▸ **WRITTEN REQUEST**: Print the entire listing. Each line must match the original exactly.

Data entries

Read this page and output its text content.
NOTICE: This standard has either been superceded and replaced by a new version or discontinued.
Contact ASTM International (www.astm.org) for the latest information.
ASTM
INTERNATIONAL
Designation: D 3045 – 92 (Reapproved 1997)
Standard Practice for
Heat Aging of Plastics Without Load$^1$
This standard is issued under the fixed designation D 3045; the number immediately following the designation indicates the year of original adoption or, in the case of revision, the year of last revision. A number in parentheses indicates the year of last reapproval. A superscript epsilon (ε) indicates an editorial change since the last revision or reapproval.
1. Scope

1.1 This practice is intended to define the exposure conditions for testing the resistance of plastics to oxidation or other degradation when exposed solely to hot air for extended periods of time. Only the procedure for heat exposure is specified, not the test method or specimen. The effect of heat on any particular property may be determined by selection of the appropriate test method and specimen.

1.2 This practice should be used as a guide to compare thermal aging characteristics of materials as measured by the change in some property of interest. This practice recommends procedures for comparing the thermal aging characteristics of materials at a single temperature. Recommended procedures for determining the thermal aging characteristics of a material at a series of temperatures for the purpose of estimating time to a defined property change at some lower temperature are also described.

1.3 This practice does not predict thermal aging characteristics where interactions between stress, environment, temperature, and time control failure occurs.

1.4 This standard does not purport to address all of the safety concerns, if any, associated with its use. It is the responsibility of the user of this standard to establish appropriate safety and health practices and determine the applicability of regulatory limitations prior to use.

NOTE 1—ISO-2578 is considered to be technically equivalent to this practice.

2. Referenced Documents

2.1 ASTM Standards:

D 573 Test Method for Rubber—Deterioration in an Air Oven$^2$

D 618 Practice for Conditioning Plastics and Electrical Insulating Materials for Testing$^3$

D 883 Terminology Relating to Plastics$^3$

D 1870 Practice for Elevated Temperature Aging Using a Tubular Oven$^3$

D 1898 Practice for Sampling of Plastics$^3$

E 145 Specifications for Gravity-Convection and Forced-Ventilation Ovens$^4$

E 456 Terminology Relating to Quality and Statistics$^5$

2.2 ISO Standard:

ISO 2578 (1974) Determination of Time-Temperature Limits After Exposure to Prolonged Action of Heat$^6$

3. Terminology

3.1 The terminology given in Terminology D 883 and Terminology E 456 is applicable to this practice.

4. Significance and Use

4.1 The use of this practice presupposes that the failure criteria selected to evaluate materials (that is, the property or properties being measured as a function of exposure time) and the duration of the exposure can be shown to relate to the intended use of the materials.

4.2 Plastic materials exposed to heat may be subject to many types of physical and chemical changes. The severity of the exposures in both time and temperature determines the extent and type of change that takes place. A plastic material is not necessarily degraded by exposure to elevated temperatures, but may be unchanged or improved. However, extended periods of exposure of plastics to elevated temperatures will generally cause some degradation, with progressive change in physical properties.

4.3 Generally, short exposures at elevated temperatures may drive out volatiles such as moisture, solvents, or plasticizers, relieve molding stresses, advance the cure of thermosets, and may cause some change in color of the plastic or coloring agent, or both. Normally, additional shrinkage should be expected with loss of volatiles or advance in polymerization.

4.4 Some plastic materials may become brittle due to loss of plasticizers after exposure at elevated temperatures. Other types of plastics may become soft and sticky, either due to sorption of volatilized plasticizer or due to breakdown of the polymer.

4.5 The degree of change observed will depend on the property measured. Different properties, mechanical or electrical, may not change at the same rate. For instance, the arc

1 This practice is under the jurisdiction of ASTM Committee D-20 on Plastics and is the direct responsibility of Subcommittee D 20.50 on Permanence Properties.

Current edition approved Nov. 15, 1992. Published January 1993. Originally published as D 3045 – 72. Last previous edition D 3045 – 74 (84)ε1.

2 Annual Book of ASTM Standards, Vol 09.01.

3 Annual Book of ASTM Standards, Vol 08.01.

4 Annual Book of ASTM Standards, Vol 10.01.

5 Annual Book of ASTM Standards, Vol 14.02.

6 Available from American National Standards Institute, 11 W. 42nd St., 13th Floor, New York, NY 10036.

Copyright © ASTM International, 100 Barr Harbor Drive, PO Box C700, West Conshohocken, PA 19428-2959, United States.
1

▸ **SOLVED EXERCISE**:
Read this page and output its text content.
NOTICE: This standard has either been superceded and replaced by a new version or discontinued.
Contact ASTM International (www.astm.org) for the latest information.
ASTM
INTERNATIONAL
Designation: D 3045 – 92 (Reapproved 1997)
Standard Practice for
Heat Aging of Plastics Without Load$^1$
This standard is issued under the fixed designation D 3045; the number immediately following the designation indicates the year of original adoption or, in the case of revision, the year of last revision. A number in parentheses indicates the year of last reapproval. A superscript epsilon (ε) indicates an editorial change since the last revision or reapproval.
1. Scope

1.1 This practice is intended to define the exposure conditions for testing the resistance of plastics to oxidation or other degradation when exposed solely to hot air for extended periods of time. Only the procedure for heat exposure is specified, not the test method or specimen. The effect of heat on any particular property may be determined by selection of the appropriate test method and specimen.

1.2 This practice should be used as a guide to compare thermal aging characteristics of materials as measured by the change in some property of interest. This practice recommends procedures for comparing the thermal aging characteristics of materials at a single temperature. Recommended procedures for determining the thermal aging characteristics of a material at a series of temperatures for the purpose of estimating time to a defined property change at some lower temperature are also described.

1.3 This practice does not predict thermal aging characteristics where interactions between stress, environment, temperature, and time control failure occurs.

1.4 This standard does not purport to address all of the safety concerns, if any, associated with its use. It is the responsibility of the user of this standard to establish appropriate safety and health practices and determine the applicability of regulatory limitations prior to use.

NOTE 1—ISO-2578 is considered to be technically equivalent to this practice.

2. Referenced Documents

2.1 ASTM Standards:

D 573 Test Method for Rubber—Deterioration in an Air Oven$^2$

D 618 Practice for Conditioning Plastics and Electrical Insulating Materials for Testing$^3$

D 883 Terminology Relating to Plastics$^3$

D 1870 Practice for Elevated Temperature Aging Using a Tubular Oven$^3$

D 1898 Practice for Sampling of Plastics$^3$

E 145 Specifications for Gravity-Convection and Forced-Ventilation Ovens$^4$

E 456 Terminology Relating to Quality and Statistics$^5$

2.2 ISO Standard:

ISO 2578 (1974) Determination of Time-Temperature Limits After Exposure to Prolonged Action of Heat$^6$

3. Terminology

3.1 The terminology given in Terminology D 883 and Terminology E 456 is applicable to this practice.

4. Significance and Use

4.1 The use of this practice presupposes that the failure criteria selected to evaluate materials (that is, the property or properties being measured as a function of exposure time) and the duration of the exposure can be shown to relate to the intended use of the materials.

4.2 Plastic materials exposed to heat may be subject to many types of physical and chemical changes. The severity of the exposures in both time and temperature determines the extent and type of change that takes place. A plastic material is not necessarily degraded by exposure to elevated temperatures, but may be unchanged or improved. However, extended periods of exposure of plastics to elevated temperatures will generally cause some degradation, with progressive change in physical properties.

4.3 Generally, short exposures at elevated temperatures may drive out volatiles such as moisture, solvents, or plasticizers, relieve molding stresses, advance the cure of thermosets, and may cause some change in color of the plastic or coloring agent, or both. Normally, additional shrinkage should be expected with loss of volatiles or advance in polymerization.

4.4 Some plastic materials may become brittle due to loss of plasticizers after exposure at elevated temperatures. Other types of plastics may become soft and sticky, either due to sorption of volatilized plasticizer or due to breakdown of the polymer.

4.5 The degree of change observed will depend on the property measured. Different properties, mechanical or electrical, may not change at the same rate. For instance, the arc

1 This practice is under the jurisdiction of ASTM Committee D-20 on Plastics and is the direct responsibility of Subcommittee D 20.50 on Permanence Properties.

Current edition approved Nov. 15, 1992. Published January 1993. Originally published as D 3045 – 72. Last previous edition D 3045 – 74 (84)ε1.

2 Annual Book of ASTM Standards, Vol 09.01.

3 Annual Book of ASTM Standards, Vol 08.01.

4 Annual Book of ASTM Standards, Vol 10.01.

5 Annual Book of ASTM Standards, Vol 14.02.

6 Available from American National Standards Institute, 11 W. 42nd St., 13th Floor, New York, NY 10036.

Copyright © ASTM International, 100 Barr Harbor Drive, PO Box C700, West Conshohocken, PA 19428-2959, United States.
1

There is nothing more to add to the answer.